• [ФРАГМЕНТ ИСТОЧНИКА]:
В создателе этого художественного чуда временами угадывался хорошо знакомый вольнодумец. И все же то был словно другой Толстой: смягченный, «пошатнувшийся» или еще не до конца окрепший в собственных иллюзиях, просто открывающий русским словом в полную меру полученного им дарования вечные истины о человеке и мире.

Всего четыре с небольшим месяца оставалось до мученической кончины императора и его семьи. С той духовной высоты, на которую поднялся он теперь, – всеми, почти всеми обманутый и преданный, – государь неустанно молился о России, о любящих его и ненавидящих… Он прощал всех и готовился умереть за всех. Его молитва была о стране, ярко запечатленной, в том числе, гением Толстого, была она и о самом писателе – мятежном сыне этой страны.

Лев Николаевич Толстой – больше чем художник, но в романе «Анна Каренина» он художник больше, чем где бы то ни было. В судьбе каждого человека среди неизбежных страстей, борьбы, соблазнов случаются моменты, когда земные тревоги ослабляют свою власть над сердцем, душа обретает иную меру вещей и все, что мы видим в себе и вокруг себя, словно освещается неземным, возвышенным светом. Такое время наступило для Толстого в середине 1870-х годов, когда была написана «Анна Каренина».

Появление этой книги тем более удивительно, что Толстой по глубинной сути своей очень земной писатель, вероятно, даже самый земной среди всех когда-либо существовавших. Он не просто любил, он боготворил землю и земное непосредственное чувство. Он бесконечно ценил мировую изменчивость, постоянное, как волнение самой природы, душевное беспокойство. Он поклонялся живой материи: в каждом ее вздохе Толстому слышалось некое «всеобщее дыхание», присутствие доброго и прекрасного божества.

Эта смолоду найденная вера вела художника через всю жизнь. В ней находились истоки его колоссальной изобразительной силы, исключительной всеохватности созданного им творческого мира. И отсюда же берет свое начало нарастающая с годами противоречивость художественной мысли Толстого.

• [ЗАДАЧА 1]:
Верните без изменений строки записей: всё от первой строки записей вниз до строки с «current-plan-details: 1-month plan», обе границы включительно.

• [ДАННЫЕ ДЛЯ ОБРАБОТКИ]:

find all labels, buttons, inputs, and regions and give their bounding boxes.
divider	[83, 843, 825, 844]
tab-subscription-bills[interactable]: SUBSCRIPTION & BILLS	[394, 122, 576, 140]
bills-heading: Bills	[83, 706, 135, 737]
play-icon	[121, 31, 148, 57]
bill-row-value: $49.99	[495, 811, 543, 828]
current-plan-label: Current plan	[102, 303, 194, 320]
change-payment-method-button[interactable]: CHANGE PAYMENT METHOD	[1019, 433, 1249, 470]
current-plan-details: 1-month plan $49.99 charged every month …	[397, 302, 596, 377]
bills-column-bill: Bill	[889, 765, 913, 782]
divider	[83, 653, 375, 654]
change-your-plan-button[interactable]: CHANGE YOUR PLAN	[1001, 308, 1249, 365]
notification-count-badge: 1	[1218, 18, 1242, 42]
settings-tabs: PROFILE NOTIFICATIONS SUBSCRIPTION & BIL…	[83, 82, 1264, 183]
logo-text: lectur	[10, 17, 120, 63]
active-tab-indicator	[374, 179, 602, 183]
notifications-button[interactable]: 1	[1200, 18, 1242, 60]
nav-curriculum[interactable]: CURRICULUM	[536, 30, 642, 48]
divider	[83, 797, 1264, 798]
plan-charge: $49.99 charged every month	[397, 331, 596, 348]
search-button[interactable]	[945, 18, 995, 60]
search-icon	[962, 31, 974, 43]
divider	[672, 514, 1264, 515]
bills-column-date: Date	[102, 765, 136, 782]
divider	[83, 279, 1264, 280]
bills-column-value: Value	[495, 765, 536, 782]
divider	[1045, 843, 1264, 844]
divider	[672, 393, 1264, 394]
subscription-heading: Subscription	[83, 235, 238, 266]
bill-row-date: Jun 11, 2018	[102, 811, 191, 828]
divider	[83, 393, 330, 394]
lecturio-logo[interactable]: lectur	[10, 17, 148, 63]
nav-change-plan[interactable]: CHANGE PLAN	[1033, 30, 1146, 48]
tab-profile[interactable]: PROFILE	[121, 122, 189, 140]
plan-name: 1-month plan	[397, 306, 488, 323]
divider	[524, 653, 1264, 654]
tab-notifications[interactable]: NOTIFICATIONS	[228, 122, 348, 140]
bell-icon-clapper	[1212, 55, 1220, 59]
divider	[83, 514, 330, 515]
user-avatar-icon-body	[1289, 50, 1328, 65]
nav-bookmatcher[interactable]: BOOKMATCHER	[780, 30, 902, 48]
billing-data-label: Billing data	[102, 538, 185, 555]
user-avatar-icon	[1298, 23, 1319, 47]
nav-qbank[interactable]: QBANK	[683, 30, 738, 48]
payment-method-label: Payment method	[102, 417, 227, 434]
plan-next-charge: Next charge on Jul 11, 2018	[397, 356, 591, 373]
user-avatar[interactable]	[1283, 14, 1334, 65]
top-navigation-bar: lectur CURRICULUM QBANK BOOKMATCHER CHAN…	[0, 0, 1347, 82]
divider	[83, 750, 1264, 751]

• [ЗАДАЧА 2]:
Допишите фрагмент о Толстом и «Анне Карениной», продолжив его сразу после последнего предложения.

• [РЕЗУЛЬТАТ 1]:
find all labels, buttons, inputs, and regions and give their bounding boxes.
divider	[83, 843, 825, 844]
tab-subscription-bills[interactable]: SUBSCRIPTION & BILLS	[394, 122, 576, 140]
bills-heading: Bills	[83, 706, 135, 737]
play-icon	[121, 31, 148, 57]
bill-row-value: $49.99	[495, 811, 543, 828]
current-plan-label: Current plan	[102, 303, 194, 320]
change-payment-method-button[interactable]: CHANGE PAYMENT METHOD	[1019, 433, 1249, 470]
current-plan-details: 1-month plan $49.99 charged every month …	[397, 302, 596, 377]

• [РЕЗУЛЬТАТ 2]:
В 1860-е годы он написал «Войну и мир» – великую книгу о национальной истории начала XIX века, о «сущности характера русского народа и войска» и вместе с тем произведение, где возникла как бы новая вселенная, от начала до конца послушная законам толстовской веры. Земная философия художника воплотилась тут и в судьбах многочисленных персонажей, и в горячих, взволнованных авторских высказываниях. Позднее, начиная с 1880-х годов, Толстой выступит как создатель собственного вероучения и общественный деятель. Он напишет религиозно-философские трактаты, многочисленные публицистические сочинения. Его центральным поэтическим созданием того времени станет «Воскресение» – страстное, мятущееся «письмо всем» (так назовет он однажды этот свой роман), где будет утверждаться необходимость «полюбовного» переворота вселенной. Культурный расцвет и духовная катастрофа эпохи причудливо соединились в художественном мире Толстого, – может быть, самого «исторического» человека за два последних столетия русской жизни.

«Анна Каренина» возникла во время своеобразной внутренней «заминки», которую испытал Толстой в период между двумя наиболее масштабными событиями своей духовной биографии: созданием «Войны и мира» и выработкой собственного религиозного учения.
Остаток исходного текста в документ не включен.